----- ИСХОДНЫЙ ФРАГМЕНТ

Комичность чудовища не должна вводить зрителя в заблуждение: скорее всего, Гендель и не намеревался писать настоящего монстра с когтями, чешуей и страшной пастью. Тот с самого начала был картонным: дело в том, что в дистиллированном виде опера seria и не могла существовать в Англии – она дышала воздухом и порядками католической Европы, важной ее частью было роскошное[124] пение кастратов, она ассоциировалась с аристократическими причудами, с чудесами и люксусом и была очень далека от рациональной и пуритански настроенной английской публики.
Опера нищего
Почти за десятилетие до «Джустино» и других поздних опер Генделя в Англии появилась и наделала шума знаменитая «Опера нищего», созданная двумя Джонами – антрепренером Джоном Ричем и автором музыки Джоном Геем. Это было специфически английское явление, получившее название ballad opera – балладная опера и позже распространившееся за пределы Англии. «Опера нищего» представляла собой три акта развеселого театрального фарса, укрытого лоскутным одеялом из десятков мелодий, известных каждому в зале, – песен из популярного сборника, народных шотландских и ирландских баллад, церковных гимнов. Туда же входила нарезка из спародированных арий из опер seria, включая, разумеется, очень популярного в Англии Генделя.
Джон Гей знал, над чем смеется, – он был прекрасно знаком с итальянской оперной традицией и принимал участие в создании генделевского «Ациса и Галатеи» в 1719 г. «Опера нищего» прошла больше 60 раз за сезон и оказалась коммерческой бомбой. После проекта Рича – Гея были изданы и исполнялись на лондонских сценах порядка 80 аналогичных «опер». В какой-то момент возникла необходимость контролировать их содержание: веселье дошло до того, что в 1737 г. был принят закон о театральных лицензиях, согласно которому все сценические постановки должны были быть одобрены сверху, была введена цензура, и часть театров закрылась.

----------
----- ПРЕДОСТАВЛЕННЫЕ ДАННЫЕ

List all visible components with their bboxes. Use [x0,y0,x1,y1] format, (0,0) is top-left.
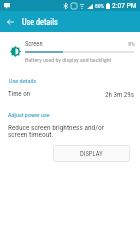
staticText: 8% [110,40,135,47]
button[interactable]: DISPLAY [53,145,130,162]
staticText: Time on [8,90,30,98]
button[interactable]: Screen [0,34,140,66]
staticText: Reduce screen brightness and/or screen t… [8,123,108,138]
staticText: DISPLAY [80,150,103,158]
staticText: Use details [9,77,37,84]
staticText: 80% [95,3,105,10]
staticText: 2:07 PM [112,1,137,10]
staticText: Adjust power use [8,111,50,118]
staticText: Battery used by display and backlight [25,57,112,64]
staticText: Use details [22,17,58,27]
staticText: 2h 3m 29s [100,90,134,98]
button[interactable]: Time on [0,86,140,102]
button[interactable]: Back [2,13,19,30]
staticText: Screen [25,40,43,48]
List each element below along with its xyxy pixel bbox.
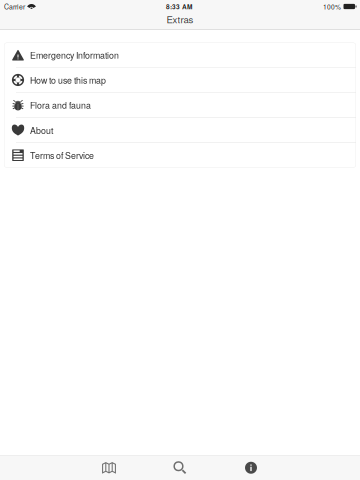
staticText: Carrier — [4, 2, 25, 11]
button[interactable]: Info — [216, 455, 286, 480]
button[interactable]: Map — [74, 455, 144, 480]
staticText: Extras — [166, 12, 194, 26]
staticText: Emergency Information — [30, 49, 119, 61]
button[interactable]: About — [4, 118, 356, 143]
staticText: Terms of Service — [30, 149, 94, 162]
staticText: 100% — [323, 2, 341, 11]
staticText: Flora and fauna — [30, 99, 91, 111]
staticText: About — [30, 124, 53, 136]
button[interactable]: Emergency Information — [4, 43, 356, 68]
staticText: How to use this map — [30, 74, 106, 86]
button[interactable]: Terms of Service — [4, 143, 356, 168]
button[interactable]: How to use this map — [4, 68, 356, 93]
staticText: 8:33 AM — [166, 2, 192, 11]
button[interactable]: Flora and fauna — [4, 93, 356, 118]
button[interactable]: Search — [144, 455, 216, 480]
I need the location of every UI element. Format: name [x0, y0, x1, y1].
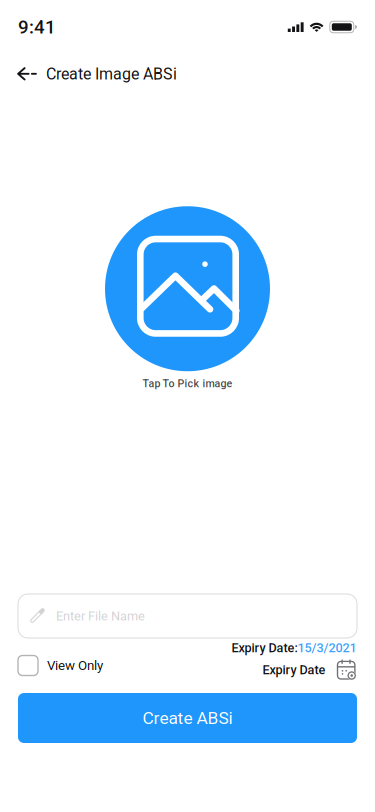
button[interactable]: Tap To Pick image	[105, 206, 270, 390]
staticText: Create Image ABSi	[46, 65, 177, 83]
staticText: 15/3/2021	[298, 641, 356, 655]
staticText: View Only	[47, 658, 103, 673]
button[interactable]: Back	[0, 57, 46, 91]
staticText: 9:41	[18, 16, 56, 38]
staticText: Expiry Date:	[232, 641, 298, 655]
staticText: Enter File Name	[56, 608, 145, 624]
button[interactable]: Create ABSi	[18, 693, 357, 743]
button[interactable]: Enter File Name	[18, 594, 357, 638]
staticText: Create ABSi	[142, 708, 232, 728]
staticText: Tap To Pick image	[142, 377, 232, 390]
staticText: Expiry Date	[262, 662, 326, 677]
button[interactable]: View Only	[18, 650, 138, 682]
button[interactable]: Choose expiry date	[232, 638, 356, 683]
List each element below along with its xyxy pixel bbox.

----------

ЗАДАНИЕ 1>
Можете ли вы слово в слово повторить часть фрагмента об опере в Англии, начиная с «Джон Гей знал, над» и заканчивая «часть театров закрылась.» включительно?
ЗАДАНИЕ 2>
Как продолжился бы фрагмент об опере в Англии? Допишите его, начав сразу после последнего предложения.
Эти данные получены из другого источника.

РЕЗУЛЬТАТ УПРАЖНЕНИЯ 1>
Джон Гей знал, над чем смеется, – он был прекрасно знаком с итальянской оперной традицией и принимал участие в создании генделевского «Ациса и Галатеи» в 1719 г. «Опера нищего» прошла больше 60 раз за сезон и оказалась коммерческой бомбой. После проекта Рича – Гея были изданы и исполнялись на лондонских сценах порядка 80 аналогичных «опер». В какой-то момент возникла необходимость контролировать их содержание: веселье дошло до того, что в 1737 г. был принят закон о театральных лицензиях, согласно которому все сценические постановки должны были быть одобрены сверху, была введена цензура, и часть театров закрылась.

РЕЗУЛЬТАТ УПРАЖНЕНИЯ 2>
Балладные оперы продолжали обсмеивать итальянщину и в музыкальном смысле часто черпали непосредственно у Генделя. Напрашивается мысль, что это могло уязвить его или нанести урон его композиторскому престижу. Произошло обратное: оригинал и шарж одинаково нравились публике и неожиданным образом работали друг на друга. На деньги, вырученные с «Оперы нищего», Джон Рич отстроил театр Ковент-Гарден – самую знаменитую оперную сцену Лондона (сначала он назывался «Королевский театр»). Безусловно, Гендель чувствовал конкуренцию: об этом говорит обилие чудес, танцев, призраков и превращений в его операх 1730-х гг. по сравнению с более ранними, написанными для Королевской академии – например, с драматической «Роделиндой» и «Юлием Цезарем» (1724).
Начиная с сезона 1734 г. Рич, которому сложно отказать в коммерческом чутье, заключает партнерство с Генделем: в понедельник в его театре могла идти опера seria, а во вторник – пародирующая ее балладная опера. Так получилось и с «Джустино»: через несколько месяцев после премьеры на той же сцене появилась комедийная сенсация 1737 г. – бурлеска «Дракон из Уонтли», к тому же написанная фаготистом из генделевского оркестра. Под помпезную псевдоустрашающую музыку ее герои тоже встречались с чудовищем, частично навеянным «Джустино». «Дракон из Уонтли» оказался самой популярной оперной комедией после «Оперы нищего» и продержался на сцене несколько десятков лет.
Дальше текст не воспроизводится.